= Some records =
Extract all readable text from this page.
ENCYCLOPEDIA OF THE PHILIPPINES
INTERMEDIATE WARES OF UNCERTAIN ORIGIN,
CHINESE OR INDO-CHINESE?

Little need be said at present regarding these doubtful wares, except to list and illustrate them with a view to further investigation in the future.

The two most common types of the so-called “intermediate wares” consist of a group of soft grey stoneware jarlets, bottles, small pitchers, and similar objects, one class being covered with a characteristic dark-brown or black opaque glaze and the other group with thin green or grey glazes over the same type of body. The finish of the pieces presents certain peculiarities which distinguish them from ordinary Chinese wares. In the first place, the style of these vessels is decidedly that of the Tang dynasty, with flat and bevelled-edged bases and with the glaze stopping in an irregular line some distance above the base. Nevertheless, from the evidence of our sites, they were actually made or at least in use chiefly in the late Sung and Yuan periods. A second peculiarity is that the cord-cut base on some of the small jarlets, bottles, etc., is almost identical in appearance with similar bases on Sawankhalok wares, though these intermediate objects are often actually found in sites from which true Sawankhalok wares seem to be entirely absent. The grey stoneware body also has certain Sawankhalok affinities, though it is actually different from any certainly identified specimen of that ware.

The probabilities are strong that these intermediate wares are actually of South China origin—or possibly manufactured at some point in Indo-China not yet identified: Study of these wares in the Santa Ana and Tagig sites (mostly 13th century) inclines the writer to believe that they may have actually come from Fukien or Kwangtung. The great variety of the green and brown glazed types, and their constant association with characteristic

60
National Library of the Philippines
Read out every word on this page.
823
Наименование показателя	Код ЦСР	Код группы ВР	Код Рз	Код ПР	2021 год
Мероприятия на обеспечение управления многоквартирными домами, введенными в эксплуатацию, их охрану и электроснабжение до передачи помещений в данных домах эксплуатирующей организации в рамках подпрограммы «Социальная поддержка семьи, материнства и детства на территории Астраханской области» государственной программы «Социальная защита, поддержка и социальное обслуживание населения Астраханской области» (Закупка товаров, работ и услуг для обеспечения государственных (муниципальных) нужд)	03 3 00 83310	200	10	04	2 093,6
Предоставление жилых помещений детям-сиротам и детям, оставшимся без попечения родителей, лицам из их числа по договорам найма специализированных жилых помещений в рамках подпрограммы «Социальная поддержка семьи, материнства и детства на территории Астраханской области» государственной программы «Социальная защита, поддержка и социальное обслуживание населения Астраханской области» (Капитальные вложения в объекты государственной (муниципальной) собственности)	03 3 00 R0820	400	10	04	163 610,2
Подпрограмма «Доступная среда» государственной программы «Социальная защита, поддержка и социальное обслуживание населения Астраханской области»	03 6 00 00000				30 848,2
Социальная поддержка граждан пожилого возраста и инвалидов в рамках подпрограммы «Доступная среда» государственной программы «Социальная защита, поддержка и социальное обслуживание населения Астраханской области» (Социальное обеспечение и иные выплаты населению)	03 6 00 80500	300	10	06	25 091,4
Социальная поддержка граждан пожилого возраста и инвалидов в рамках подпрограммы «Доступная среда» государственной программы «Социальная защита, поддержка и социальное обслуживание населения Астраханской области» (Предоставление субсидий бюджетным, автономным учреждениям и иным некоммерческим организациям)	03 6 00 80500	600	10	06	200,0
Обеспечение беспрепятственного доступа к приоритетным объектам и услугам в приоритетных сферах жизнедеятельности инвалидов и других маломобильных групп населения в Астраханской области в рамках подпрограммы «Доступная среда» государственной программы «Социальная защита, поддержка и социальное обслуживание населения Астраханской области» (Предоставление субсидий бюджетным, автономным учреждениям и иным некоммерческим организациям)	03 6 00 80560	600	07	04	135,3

= Problem description =
Extract each entry in full and write it down exactly.

= Response to this exercise =
Extract all readable text from this page.
ENCYCLOPEDIA OF THE PHILIPPINES
INTERMEDIATE WARES OF UNCERTAIN ORIGIN,
CHINESE OR INDO-CHINESE?

Little need be said at present regarding these doubtful wares, except to list and illustrate them with a view to further investigation in the future.

The two most common types of the so-called “intermediate wares” consist of a group of soft grey stoneware jarlets, bottles, small pitchers, and similar objects, one class being covered with a characteristic dark-brown or black opaque glaze and the other group with thin green or grey glazes over the same type of body. The finish of the pieces presents certain peculiarities which distinguish them from ordinary Chinese wares. In the first place, the style of these vessels is decidedly that of the Tang dynasty, with flat and bevelled-edged bases and with the glaze stopping in an irregular line some distance above the base. Nevertheless, from the evidence of our sites, they were actually made or at least in use chiefly in the late Sung and Yuan periods. A second peculiarity is that the cord-cut base on some of the small jarlets, bottles, etc., is almost identical in appearance with similar bases on Sawankhalok wares, though these intermediate objects are often actually found in sites from which true Sawankhalok wares seem to be entirely absent. The grey stoneware body also has certain Sawankhalok affinities, though it is actually different from any certainly identified specimen of that ware.

The probabilities are strong that these intermediate wares are actually of South China origin—or possibly manufactured at some point in Indo-China not yet identified: Study of these wares in the Santa Ana and Tagig sites (mostly 13th century) inclines the writer to believe that they may have actually come from Fukien or Kwangtung. The great variety of the green and brown glazed types, and their constant association with characteristic

60
National Library of the Philippines
Read out every word on this page.
823
Наименование показателя	Код ЦСР	Код группы ВР	Код Рз	Код ПР	2021 год
Мероприятия на обеспечение управления многоквартирными домами, введенными в эксплуатацию, их охрану и электроснабжение до передачи помещений в данных домах эксплуатирующей организации в рамках подпрограммы «Социальная поддержка семьи, материнства и детства на территории Астраханской области» государственной программы «Социальная защита, поддержка и социальное обслуживание населения Астраханской области» (Закупка товаров, работ и услуг для обеспечения государственных (муниципальных) нужд)	03 3 00 83310	200	10	04	2 093,6
Предоставление жилых помещений детям-сиротам и детям, оставшимся без попечения родителей, лицам из их числа по договорам найма специализированных жилых помещений в рамках подпрограммы «Социальная поддержка семьи, материнства и детства на территории Астраханской области» государственной программы «Социальная защита, поддержка и социальное обслуживание населения Астраханской области» (Капитальные вложения в объекты государственной (муниципальной) собственности)	03 3 00 R0820	400	10	04	163 610,2
Подпрограмма «Доступная среда» государственной программы «Социальная защита, поддержка и социальное обслуживание населения Астраханской области»	03 6 00 00000				30 848,2
Социальная поддержка граждан пожилого возраста и инвалидов в рамках подпрограммы «Доступная среда» государственной программы «Социальная защита, поддержка и социальное обслуживание населения Астраханской области» (Социальное обеспечение и иные выплаты населению)	03 6 00 80500	300	10	06	25 091,4
Социальная поддержка граждан пожилого возраста и инвалидов в рамках подпрограммы «Доступная среда» государственной программы «Социальная защита, поддержка и социальное обслуживание населения Астраханской области» (Предоставление субсидий бюджетным, автономным учреждениям и иным некоммерческим организациям)	03 6 00 80500	600	10	06	200,0
Обеспечение беспрепятственного доступа к приоритетным объектам и услугам в приоритетных сферах жизнедеятельности инвалидов и других маломобильных групп населения в Астраханской области в рамках подпрограммы «Доступная среда» государственной программы «Социальная защита, поддержка и социальное обслуживание населения Астраханской области» (Предоставление субсидий бюджетным, автономным учреждениям и иным некоммерческим организациям)	03 6 00 80560	600	07	04	135,3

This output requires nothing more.